┏━━

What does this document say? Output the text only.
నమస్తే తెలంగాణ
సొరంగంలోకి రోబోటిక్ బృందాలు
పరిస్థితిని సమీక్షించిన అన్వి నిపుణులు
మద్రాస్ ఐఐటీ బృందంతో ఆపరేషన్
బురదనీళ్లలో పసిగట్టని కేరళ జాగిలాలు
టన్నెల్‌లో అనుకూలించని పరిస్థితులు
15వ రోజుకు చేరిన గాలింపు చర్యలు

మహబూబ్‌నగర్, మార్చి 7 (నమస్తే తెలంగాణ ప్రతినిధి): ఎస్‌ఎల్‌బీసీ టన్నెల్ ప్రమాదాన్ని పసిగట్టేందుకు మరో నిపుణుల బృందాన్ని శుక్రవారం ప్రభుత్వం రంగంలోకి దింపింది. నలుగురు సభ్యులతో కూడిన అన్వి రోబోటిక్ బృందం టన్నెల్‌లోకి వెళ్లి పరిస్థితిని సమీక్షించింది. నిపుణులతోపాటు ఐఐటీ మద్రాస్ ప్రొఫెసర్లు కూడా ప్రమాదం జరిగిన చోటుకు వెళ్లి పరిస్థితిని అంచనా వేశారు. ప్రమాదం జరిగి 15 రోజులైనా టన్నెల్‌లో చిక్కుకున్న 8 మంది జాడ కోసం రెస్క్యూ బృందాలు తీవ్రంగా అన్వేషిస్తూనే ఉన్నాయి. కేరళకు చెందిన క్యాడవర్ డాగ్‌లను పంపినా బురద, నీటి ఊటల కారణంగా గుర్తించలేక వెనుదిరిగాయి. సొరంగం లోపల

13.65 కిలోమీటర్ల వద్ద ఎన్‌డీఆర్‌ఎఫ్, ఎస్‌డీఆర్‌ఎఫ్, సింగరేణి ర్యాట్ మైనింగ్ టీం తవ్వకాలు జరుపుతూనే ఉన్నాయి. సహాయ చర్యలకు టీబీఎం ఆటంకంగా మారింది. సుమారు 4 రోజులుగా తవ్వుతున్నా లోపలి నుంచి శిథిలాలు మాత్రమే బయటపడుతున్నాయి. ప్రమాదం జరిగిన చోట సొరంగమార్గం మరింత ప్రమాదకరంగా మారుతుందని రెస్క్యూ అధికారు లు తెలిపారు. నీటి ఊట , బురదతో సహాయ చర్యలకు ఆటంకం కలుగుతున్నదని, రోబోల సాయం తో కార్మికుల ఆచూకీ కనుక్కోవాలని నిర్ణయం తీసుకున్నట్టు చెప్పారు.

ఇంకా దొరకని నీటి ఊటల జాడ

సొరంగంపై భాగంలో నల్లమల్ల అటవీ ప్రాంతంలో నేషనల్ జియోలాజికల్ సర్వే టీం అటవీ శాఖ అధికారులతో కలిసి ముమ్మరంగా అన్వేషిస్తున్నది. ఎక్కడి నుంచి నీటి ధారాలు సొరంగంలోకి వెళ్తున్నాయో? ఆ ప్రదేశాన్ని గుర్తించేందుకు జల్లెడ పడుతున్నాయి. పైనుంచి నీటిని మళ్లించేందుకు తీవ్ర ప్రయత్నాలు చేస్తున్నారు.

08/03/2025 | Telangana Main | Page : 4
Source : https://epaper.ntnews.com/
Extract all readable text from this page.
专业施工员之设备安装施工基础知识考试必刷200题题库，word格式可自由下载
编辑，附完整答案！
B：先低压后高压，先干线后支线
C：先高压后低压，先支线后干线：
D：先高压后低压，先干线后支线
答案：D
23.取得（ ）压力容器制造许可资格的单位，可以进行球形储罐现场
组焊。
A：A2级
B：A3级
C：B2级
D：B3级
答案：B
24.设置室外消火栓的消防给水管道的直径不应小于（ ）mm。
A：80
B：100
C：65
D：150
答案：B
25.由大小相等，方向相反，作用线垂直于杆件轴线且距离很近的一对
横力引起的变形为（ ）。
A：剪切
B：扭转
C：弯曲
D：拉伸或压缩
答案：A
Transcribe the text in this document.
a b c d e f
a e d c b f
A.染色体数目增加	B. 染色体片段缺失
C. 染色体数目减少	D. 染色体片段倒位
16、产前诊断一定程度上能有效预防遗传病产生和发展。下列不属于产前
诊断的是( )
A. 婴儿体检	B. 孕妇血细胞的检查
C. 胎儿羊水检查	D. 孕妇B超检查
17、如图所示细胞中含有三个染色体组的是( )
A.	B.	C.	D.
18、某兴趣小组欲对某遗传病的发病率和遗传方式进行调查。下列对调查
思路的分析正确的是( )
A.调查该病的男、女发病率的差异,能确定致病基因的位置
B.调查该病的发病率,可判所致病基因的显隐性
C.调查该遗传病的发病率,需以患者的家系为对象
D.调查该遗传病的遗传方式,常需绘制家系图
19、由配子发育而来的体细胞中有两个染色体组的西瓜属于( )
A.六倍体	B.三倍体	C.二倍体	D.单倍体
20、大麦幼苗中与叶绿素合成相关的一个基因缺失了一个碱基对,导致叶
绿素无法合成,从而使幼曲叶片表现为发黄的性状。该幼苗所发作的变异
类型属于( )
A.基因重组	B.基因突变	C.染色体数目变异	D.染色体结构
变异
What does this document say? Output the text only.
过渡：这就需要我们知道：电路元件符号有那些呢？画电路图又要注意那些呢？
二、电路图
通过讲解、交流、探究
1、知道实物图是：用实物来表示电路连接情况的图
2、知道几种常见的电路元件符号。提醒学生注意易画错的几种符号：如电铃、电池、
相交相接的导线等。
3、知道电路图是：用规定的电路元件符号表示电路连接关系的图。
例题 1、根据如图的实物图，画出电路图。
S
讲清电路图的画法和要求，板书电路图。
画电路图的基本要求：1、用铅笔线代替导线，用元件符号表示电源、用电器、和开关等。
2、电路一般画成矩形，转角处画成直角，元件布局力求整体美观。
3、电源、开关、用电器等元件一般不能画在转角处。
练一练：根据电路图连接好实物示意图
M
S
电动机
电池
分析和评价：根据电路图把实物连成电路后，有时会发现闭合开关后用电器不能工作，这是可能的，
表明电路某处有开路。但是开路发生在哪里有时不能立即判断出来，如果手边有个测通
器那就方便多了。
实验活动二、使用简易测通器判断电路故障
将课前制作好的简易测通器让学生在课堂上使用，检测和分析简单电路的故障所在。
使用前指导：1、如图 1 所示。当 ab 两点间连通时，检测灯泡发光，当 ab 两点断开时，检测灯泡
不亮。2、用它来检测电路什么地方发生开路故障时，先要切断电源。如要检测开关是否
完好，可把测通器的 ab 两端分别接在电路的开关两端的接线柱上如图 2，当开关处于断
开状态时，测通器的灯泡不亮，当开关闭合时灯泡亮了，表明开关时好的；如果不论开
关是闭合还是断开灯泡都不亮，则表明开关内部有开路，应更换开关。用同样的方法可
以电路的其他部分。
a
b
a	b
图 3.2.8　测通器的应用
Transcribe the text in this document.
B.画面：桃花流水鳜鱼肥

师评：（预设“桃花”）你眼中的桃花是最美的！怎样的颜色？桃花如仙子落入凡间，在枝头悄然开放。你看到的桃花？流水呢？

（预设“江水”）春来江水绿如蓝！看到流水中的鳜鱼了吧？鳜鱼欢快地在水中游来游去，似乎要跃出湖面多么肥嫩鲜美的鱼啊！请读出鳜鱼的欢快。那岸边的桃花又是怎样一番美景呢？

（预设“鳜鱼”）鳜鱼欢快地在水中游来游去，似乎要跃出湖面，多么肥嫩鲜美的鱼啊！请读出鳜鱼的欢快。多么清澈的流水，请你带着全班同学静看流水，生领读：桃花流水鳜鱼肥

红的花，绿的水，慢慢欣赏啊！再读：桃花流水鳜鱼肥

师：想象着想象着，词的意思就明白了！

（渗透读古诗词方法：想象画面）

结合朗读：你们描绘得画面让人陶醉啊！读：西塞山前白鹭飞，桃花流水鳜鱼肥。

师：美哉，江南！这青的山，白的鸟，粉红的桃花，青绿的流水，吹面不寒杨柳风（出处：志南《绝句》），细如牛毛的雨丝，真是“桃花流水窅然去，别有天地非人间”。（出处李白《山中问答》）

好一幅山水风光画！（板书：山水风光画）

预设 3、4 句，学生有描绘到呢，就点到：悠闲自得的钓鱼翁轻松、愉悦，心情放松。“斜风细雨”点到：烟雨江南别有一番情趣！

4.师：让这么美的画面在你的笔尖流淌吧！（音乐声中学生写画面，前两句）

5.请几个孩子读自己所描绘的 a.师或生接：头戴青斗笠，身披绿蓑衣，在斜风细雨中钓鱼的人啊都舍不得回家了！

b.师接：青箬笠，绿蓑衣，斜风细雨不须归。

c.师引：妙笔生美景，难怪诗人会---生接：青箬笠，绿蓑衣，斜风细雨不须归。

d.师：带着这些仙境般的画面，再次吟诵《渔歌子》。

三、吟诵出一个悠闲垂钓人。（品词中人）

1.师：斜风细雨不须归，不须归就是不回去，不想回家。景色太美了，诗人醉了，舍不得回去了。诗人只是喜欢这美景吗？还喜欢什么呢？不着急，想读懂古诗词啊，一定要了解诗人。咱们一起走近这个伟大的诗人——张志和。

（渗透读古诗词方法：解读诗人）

┗━━

§ **Goal of the exercise**
Extract all lines that hold the word "请读出鳜鱼的欢快".

§ **Solution for this problem**
（预设“江水”）春来江水绿如蓝！看到流水中的鳜鱼了吧？鳜鱼欢快地在水中游来游去，似乎要跃出湖面多么肥嫩鲜美的鱼啊！请读出鳜鱼的欢快。那岸边的桃花又是怎样一番美景呢？
（预设“鳜鱼”）鳜鱼欢快地在水中游来游去，似乎要跃出湖面，多么肥嫩鲜美的鱼啊！请读出鳜鱼的欢快。多么清澈的流水，请你带着全班同学静看流水，生领读：桃花流水鳜鱼肥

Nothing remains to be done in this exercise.